RAW DATA>
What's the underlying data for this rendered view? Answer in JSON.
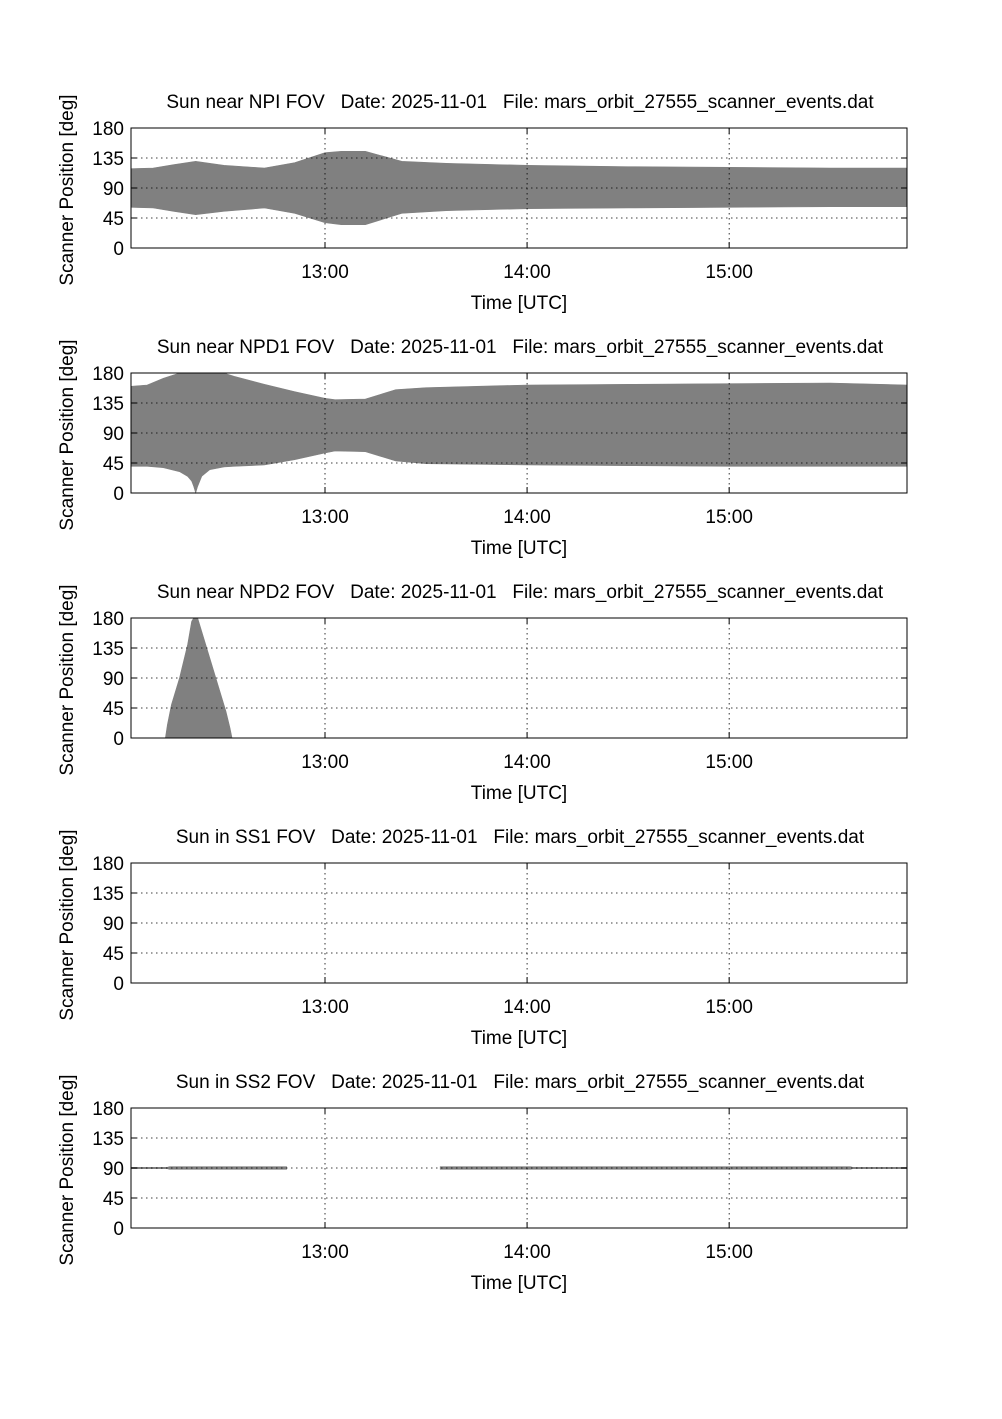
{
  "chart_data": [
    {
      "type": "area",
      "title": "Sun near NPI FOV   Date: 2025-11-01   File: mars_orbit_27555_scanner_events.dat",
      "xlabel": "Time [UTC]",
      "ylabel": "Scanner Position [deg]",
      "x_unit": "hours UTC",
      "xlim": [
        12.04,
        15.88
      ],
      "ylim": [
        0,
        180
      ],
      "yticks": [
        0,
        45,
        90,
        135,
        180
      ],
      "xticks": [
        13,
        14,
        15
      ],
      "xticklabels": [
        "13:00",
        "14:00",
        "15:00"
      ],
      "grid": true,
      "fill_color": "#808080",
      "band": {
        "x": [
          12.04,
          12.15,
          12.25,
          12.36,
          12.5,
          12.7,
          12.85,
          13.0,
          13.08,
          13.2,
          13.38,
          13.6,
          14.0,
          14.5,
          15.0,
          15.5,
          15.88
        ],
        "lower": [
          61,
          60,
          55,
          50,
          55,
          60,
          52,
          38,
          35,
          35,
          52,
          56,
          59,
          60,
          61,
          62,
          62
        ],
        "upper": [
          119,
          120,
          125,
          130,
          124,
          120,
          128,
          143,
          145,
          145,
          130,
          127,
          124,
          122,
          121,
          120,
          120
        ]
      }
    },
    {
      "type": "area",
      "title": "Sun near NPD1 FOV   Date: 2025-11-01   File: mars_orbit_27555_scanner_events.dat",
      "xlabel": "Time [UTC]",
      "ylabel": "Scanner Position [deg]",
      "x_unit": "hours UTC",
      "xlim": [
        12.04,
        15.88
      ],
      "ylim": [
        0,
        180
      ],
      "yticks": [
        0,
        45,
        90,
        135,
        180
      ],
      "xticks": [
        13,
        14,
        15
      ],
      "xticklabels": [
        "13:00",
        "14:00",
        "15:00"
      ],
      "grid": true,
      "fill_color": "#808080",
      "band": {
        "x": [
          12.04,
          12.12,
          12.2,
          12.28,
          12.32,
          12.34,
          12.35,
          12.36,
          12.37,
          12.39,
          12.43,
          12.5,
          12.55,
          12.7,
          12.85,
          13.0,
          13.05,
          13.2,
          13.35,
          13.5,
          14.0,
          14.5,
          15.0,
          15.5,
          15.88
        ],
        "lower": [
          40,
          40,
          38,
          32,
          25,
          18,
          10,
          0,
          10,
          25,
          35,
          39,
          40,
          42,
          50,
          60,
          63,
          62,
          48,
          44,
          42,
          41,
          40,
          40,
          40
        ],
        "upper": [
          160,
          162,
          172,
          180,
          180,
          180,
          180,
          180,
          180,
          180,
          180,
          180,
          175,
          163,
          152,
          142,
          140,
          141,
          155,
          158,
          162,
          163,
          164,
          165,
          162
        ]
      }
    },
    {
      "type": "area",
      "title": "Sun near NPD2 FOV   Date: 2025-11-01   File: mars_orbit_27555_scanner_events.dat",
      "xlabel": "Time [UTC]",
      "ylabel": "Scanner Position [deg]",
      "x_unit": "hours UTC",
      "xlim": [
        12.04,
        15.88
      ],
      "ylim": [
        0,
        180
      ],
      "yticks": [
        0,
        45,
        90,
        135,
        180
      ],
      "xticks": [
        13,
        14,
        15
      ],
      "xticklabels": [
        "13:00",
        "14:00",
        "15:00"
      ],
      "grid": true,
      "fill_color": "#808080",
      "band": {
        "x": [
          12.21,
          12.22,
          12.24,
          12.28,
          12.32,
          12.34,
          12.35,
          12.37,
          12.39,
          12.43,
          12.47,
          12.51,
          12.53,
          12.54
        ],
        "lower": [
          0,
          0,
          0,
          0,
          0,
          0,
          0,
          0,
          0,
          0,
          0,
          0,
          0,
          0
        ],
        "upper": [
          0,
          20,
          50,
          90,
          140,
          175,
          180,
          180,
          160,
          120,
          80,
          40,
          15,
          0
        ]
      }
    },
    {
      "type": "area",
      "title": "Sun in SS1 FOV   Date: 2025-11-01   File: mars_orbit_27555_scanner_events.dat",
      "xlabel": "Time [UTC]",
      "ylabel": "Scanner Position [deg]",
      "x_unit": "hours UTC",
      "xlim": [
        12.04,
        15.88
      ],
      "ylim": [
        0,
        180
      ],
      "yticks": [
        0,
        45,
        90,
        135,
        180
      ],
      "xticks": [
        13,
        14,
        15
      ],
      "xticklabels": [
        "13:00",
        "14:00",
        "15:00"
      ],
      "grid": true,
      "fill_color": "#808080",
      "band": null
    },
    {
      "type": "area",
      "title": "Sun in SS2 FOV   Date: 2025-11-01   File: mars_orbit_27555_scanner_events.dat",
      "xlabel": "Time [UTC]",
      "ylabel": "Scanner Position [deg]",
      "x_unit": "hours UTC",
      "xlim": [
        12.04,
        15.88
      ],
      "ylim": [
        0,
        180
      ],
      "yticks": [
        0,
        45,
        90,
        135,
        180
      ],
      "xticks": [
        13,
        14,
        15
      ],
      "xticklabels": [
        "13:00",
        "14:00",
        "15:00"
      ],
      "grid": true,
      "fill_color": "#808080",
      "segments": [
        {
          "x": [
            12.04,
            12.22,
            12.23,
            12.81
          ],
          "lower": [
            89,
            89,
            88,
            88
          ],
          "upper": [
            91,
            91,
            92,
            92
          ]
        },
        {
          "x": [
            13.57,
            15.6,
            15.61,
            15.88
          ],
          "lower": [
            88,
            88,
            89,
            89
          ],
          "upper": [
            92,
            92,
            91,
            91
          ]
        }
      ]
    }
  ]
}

WORK TO BE COMPLETED> Scan the listing above and identify each line holding the string "File"; copy every such line.

PROBLEM SOLUTION>
      "title": "Sun near NPI FOV   Date: 2025-11-01   File: mars_orbit_27555_scanner_events.dat",
      "title": "Sun near NPD1 FOV   Date: 2025-11-01   File: mars_orbit_27555_scanner_events.dat",
      "title": "Sun near NPD2 FOV   Date: 2025-11-01   File: mars_orbit_27555_scanner_events.dat",
      "title": "Sun in SS1 FOV   Date: 2025-11-01   File: mars_orbit_27555_scanner_events.dat",
      "title": "Sun in SS2 FOV   Date: 2025-11-01   File: mars_orbit_27555_scanner_events.dat",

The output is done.